PROBLEM TO SOLVE. How many of the lines here include "their"? Answer with a single number.

::: TASK DATA :::

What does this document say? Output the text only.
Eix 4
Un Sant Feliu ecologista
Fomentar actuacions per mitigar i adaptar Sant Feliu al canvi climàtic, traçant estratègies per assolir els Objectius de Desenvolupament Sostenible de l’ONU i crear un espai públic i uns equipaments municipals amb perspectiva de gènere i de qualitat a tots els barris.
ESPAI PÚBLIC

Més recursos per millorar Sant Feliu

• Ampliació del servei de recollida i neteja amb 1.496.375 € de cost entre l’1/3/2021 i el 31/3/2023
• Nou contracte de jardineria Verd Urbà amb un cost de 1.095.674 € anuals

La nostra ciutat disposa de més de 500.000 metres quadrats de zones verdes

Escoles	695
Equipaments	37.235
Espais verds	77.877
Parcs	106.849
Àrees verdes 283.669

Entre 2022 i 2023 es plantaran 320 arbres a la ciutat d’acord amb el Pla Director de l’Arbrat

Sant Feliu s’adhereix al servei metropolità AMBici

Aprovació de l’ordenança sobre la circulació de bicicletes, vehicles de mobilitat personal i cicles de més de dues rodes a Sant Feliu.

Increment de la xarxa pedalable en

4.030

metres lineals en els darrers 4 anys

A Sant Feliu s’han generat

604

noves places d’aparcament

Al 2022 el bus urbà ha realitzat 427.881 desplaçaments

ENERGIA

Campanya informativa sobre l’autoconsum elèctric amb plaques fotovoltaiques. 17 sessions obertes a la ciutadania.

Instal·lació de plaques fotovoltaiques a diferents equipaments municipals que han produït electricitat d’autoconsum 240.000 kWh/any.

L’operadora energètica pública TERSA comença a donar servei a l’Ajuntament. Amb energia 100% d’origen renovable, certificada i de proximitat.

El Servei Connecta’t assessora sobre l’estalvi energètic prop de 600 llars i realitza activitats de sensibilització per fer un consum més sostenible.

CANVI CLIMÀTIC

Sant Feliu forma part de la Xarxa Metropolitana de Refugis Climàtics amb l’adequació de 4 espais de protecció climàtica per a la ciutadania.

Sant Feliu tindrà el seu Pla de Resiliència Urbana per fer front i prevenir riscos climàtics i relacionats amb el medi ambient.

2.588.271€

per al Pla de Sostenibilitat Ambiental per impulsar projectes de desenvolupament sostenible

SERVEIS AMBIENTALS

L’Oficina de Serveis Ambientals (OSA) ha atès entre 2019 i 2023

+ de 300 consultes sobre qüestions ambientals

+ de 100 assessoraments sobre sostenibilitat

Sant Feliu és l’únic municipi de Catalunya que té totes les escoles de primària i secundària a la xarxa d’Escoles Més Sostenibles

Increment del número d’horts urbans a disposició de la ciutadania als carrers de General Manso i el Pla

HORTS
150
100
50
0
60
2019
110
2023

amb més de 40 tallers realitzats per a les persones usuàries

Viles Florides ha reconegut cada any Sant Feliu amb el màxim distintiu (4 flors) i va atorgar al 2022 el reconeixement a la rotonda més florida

:::
::: TASK DATA :::

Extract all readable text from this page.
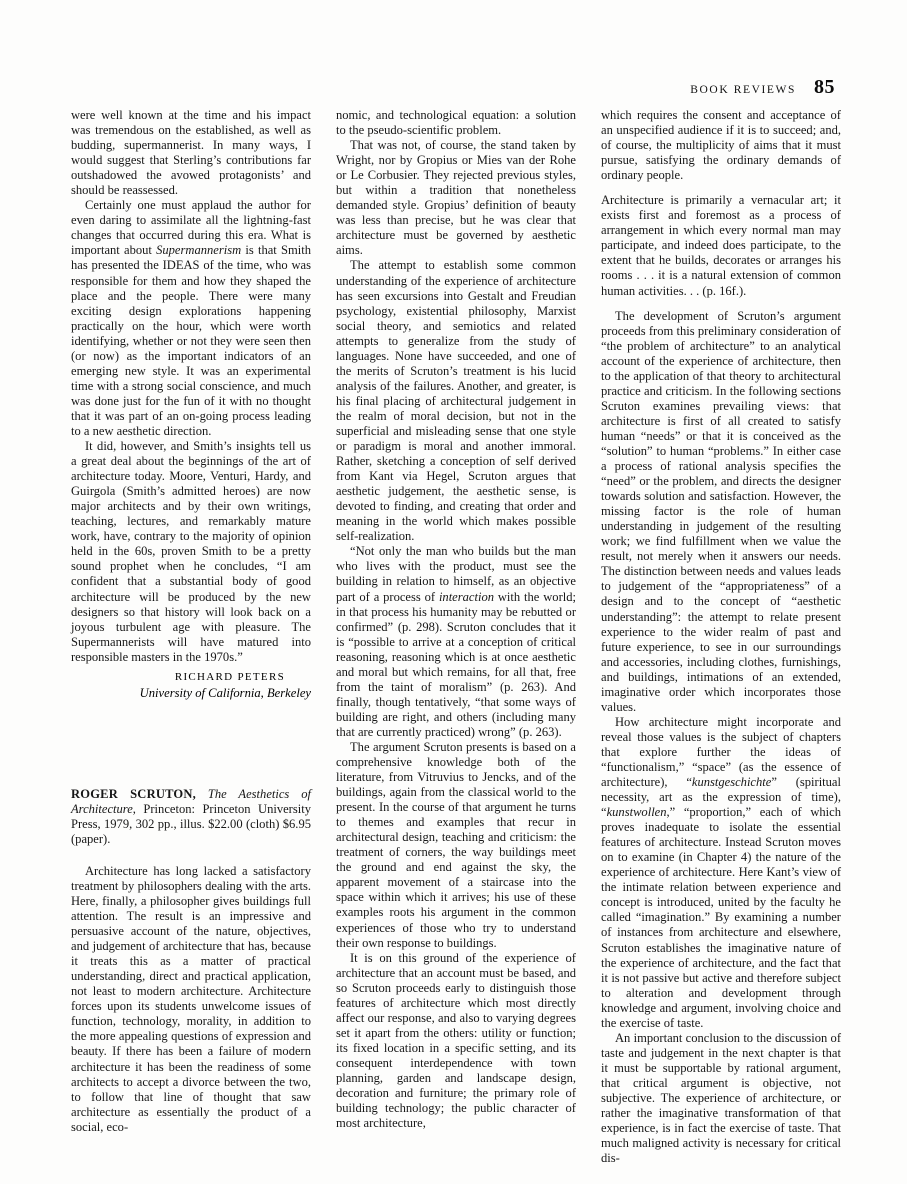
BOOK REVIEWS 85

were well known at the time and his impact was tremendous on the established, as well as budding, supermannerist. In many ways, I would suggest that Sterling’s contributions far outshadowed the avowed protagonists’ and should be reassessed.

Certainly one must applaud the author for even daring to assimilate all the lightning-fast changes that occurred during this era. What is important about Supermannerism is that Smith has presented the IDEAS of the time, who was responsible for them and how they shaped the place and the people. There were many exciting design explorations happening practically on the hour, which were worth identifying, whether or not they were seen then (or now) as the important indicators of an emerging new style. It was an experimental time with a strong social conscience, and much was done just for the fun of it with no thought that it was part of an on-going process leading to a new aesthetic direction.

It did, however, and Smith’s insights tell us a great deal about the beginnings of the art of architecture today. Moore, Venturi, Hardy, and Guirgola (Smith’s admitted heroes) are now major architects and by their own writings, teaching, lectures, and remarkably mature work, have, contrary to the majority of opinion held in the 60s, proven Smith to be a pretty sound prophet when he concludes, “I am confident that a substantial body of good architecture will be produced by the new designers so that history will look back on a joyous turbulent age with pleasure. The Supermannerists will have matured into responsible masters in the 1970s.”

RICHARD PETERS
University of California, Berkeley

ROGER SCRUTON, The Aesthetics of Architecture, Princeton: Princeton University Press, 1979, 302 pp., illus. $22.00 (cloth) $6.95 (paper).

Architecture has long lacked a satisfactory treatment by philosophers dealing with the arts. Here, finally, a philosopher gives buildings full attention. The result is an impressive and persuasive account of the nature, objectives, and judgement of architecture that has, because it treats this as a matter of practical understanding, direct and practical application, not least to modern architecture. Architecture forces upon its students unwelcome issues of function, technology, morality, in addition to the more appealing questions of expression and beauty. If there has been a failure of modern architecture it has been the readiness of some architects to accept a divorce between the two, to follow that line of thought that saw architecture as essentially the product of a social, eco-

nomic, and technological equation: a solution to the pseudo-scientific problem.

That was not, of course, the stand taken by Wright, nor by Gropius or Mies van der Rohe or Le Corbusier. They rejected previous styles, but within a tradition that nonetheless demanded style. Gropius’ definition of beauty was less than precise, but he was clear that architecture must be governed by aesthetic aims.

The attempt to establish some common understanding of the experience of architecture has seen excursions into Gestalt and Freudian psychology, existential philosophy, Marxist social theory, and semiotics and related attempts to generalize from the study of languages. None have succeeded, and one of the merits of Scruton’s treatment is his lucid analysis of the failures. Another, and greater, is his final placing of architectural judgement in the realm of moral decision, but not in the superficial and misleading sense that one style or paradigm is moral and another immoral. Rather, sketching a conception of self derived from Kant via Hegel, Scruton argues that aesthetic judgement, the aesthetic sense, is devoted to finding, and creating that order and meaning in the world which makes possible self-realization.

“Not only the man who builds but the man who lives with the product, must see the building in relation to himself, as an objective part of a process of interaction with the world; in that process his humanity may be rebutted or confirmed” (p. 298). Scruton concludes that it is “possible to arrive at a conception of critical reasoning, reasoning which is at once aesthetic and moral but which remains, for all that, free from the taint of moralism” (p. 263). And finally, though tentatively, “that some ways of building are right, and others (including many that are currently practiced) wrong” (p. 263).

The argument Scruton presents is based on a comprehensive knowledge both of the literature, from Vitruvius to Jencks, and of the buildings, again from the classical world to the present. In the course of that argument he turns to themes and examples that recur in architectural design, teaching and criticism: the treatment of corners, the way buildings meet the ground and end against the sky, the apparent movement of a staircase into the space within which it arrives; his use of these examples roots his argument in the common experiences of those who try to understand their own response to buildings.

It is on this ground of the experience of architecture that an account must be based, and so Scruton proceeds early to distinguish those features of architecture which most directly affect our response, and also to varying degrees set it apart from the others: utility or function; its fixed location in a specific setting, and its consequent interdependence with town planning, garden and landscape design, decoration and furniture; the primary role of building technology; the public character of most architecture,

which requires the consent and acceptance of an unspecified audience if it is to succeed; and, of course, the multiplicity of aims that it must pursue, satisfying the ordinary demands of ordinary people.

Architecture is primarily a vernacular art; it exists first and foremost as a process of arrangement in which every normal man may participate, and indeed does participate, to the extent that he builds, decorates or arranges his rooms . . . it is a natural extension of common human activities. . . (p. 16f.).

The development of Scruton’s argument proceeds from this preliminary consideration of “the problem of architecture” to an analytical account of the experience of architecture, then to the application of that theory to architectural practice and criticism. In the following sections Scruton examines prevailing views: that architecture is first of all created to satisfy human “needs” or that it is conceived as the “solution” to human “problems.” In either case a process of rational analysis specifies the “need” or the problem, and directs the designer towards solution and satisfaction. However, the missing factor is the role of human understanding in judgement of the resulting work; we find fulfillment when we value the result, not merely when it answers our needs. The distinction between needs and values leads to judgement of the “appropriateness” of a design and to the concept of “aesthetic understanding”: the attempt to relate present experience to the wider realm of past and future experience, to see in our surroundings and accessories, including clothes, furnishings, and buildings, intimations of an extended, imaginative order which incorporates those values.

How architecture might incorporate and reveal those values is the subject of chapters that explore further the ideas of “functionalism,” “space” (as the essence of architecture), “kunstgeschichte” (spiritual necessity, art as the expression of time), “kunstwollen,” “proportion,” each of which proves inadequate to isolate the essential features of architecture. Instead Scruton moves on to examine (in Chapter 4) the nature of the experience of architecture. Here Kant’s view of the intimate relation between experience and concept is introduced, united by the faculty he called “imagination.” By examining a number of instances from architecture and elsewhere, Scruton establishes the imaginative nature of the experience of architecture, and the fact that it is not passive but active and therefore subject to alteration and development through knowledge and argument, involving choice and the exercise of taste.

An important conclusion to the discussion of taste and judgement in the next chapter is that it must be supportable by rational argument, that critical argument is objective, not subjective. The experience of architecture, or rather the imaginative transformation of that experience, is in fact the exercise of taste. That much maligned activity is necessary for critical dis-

:::

SOLUTION FOR THIS EXERCISE. 2